Entries from a dataset
+ + +

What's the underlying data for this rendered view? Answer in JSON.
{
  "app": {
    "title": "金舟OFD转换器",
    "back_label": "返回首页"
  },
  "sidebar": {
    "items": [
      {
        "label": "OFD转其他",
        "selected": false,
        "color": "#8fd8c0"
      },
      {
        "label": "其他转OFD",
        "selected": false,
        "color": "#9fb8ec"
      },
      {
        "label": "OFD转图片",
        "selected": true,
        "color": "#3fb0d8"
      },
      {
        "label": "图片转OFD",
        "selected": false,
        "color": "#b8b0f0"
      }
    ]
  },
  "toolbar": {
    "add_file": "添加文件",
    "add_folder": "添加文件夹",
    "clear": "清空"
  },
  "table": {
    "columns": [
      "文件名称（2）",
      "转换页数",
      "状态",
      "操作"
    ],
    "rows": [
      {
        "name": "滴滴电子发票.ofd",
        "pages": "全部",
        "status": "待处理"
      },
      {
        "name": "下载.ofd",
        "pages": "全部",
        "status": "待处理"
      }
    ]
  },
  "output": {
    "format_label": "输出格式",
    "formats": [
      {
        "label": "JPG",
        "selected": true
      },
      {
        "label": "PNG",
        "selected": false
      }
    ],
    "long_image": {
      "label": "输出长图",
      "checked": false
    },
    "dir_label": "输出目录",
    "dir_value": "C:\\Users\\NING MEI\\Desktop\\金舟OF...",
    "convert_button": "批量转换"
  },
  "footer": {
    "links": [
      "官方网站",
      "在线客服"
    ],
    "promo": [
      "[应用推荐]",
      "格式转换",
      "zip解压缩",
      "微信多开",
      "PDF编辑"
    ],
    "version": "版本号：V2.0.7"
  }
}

+ + +

Exercise goal - Without leaving anything out, quote all the data.

Output for this task -
What's the underlying data for this rendered view? Answer in JSON.
{
  "app": {
    "title": "金舟OFD转换器",
    "back_label": "返回首页"
  },
  "sidebar": {
    "items": [
      {
        "label": "OFD转其他",
        "selected": false,
        "color": "#8fd8c0"
      },
      {
        "label": "其他转OFD",
        "selected": false,
        "color": "#9fb8ec"
      },
      {
        "label": "OFD转图片",
        "selected": true,
        "color": "#3fb0d8"
      },
      {
        "label": "图片转OFD",
        "selected": false,
        "color": "#b8b0f0"
      }
    ]
  },
  "toolbar": {
    "add_file": "添加文件",
    "add_folder": "添加文件夹",
    "clear": "清空"
  },
  "table": {
    "columns": [
      "文件名称（2）",
      "转换页数",
      "状态",
      "操作"
    ],
    "rows": [
      {
        "name": "滴滴电子发票.ofd",
        "pages": "全部",
        "status": "待处理"
      },
      {
        "name": "下载.ofd",
        "pages": "全部",
        "status": "待处理"
      }
    ]
  },
  "output": {
    "format_label": "输出格式",
    "formats": [
      {
        "label": "JPG",
        "selected": true
      },
      {
        "label": "PNG",
        "selected": false
      }
    ],
    "long_image": {
      "label": "输出长图",
      "checked": false
    },
    "dir_label": "输出目录",
    "dir_value": "C:\\Users\\NING MEI\\Desktop\\金舟OF...",
    "convert_button": "批量转换"
  },
  "footer": {
    "links": [
      "官方网站",
      "在线客服"
    ],
    "promo": [
      "[应用推荐]",
      "格式转换",
      "zip解压缩",
      "微信多开",
      "PDF编辑"
    ],
    "version": "版本号：V2.0.7"
  }
}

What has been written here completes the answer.